═══ DATA SHOWN ═══
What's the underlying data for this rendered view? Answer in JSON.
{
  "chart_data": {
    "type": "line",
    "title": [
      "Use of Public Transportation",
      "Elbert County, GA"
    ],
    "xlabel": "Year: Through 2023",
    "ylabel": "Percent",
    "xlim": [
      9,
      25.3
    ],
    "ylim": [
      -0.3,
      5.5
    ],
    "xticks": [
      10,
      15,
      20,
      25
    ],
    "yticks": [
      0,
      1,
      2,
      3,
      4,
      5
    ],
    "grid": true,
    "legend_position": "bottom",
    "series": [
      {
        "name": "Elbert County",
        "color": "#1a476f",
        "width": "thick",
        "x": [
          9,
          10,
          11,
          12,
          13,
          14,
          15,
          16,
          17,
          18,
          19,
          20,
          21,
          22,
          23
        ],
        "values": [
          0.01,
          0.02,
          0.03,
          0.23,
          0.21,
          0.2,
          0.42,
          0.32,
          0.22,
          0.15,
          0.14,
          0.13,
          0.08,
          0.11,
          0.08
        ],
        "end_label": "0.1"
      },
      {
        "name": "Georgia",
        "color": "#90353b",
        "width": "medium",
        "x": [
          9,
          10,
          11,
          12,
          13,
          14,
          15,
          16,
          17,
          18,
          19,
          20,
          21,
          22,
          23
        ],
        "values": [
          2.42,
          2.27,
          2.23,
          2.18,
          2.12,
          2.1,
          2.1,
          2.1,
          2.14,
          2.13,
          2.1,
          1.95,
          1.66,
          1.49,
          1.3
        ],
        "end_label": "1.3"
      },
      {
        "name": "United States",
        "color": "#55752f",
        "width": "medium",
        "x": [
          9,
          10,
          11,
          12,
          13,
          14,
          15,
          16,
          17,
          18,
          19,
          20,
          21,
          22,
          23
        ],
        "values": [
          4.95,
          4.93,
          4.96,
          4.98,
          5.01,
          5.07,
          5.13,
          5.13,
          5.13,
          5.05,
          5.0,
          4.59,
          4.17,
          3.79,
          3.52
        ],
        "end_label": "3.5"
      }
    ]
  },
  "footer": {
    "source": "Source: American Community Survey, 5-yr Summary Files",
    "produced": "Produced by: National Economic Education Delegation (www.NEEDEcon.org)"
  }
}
═══
> TASK OBJECTIVE
From the records above, extract every entry verbatim.

> REPLY TO THE TASK
What's the underlying data for this rendered view? Answer in JSON.
{
  "chart_data": {
    "type": "line",
    "title": [
      "Use of Public Transportation",
      "Elbert County, GA"
    ],
    "xlabel": "Year: Through 2023",
    "ylabel": "Percent",
    "xlim": [
      9,
      25.3
    ],
    "ylim": [
      -0.3,
      5.5
    ],
    "xticks": [
      10,
      15,
      20,
      25
    ],
    "yticks": [
      0,
      1,
      2,
      3,
      4,
      5
    ],
    "grid": true,
    "legend_position": "bottom",
    "series": [
      {
        "name": "Elbert County",
        "color": "#1a476f",
        "width": "thick",
        "x": [
          9,
          10,
          11,
          12,
          13,
          14,
          15,
          16,
          17,
          18,
          19,
          20,
          21,
          22,
          23
        ],
        "values": [
          0.01,
          0.02,
          0.03,
          0.23,
          0.21,
          0.2,
          0.42,
          0.32,
          0.22,
          0.15,
          0.14,
          0.13,
          0.08,
          0.11,
          0.08
        ],
        "end_label": "0.1"
      },
      {
        "name": "Georgia",
        "color": "#90353b",
        "width": "medium",
        "x": [
          9,
          10,
          11,
          12,
          13,
          14,
          15,
          16,
          17,
          18,
          19,
          20,
          21,
          22,
          23
        ],
        "values": [
          2.42,
          2.27,
          2.23,
          2.18,
          2.12,
          2.1,
          2.1,
          2.1,
          2.14,
          2.13,
          2.1,
          1.95,
          1.66,
          1.49,
          1.3
        ],
        "end_label": "1.3"
      },
      {
        "name": "United States",
        "color": "#55752f",
        "width": "medium",
        "x": [
          9,
          10,
          11,
          12,
          13,
          14,
          15,
          16,
          17,
          18,
          19,
          20,
          21,
          22,
          23
        ],
        "values": [
          4.95,
          4.93,
          4.96,
          4.98,
          5.01,
          5.07,
          5.13,
          5.13,
          5.13,
          5.05,
          5.0,
          4.59,
          4.17,
          3.79,
          3.52
        ],
        "end_label": "3.5"
      }
    ]
  },
  "footer": {
    "source": "Source: American Community Survey, 5-yr Summary Files",
    "produced": "Produced by: National Economic Education Delegation (www.NEEDEcon.org)"
  }
}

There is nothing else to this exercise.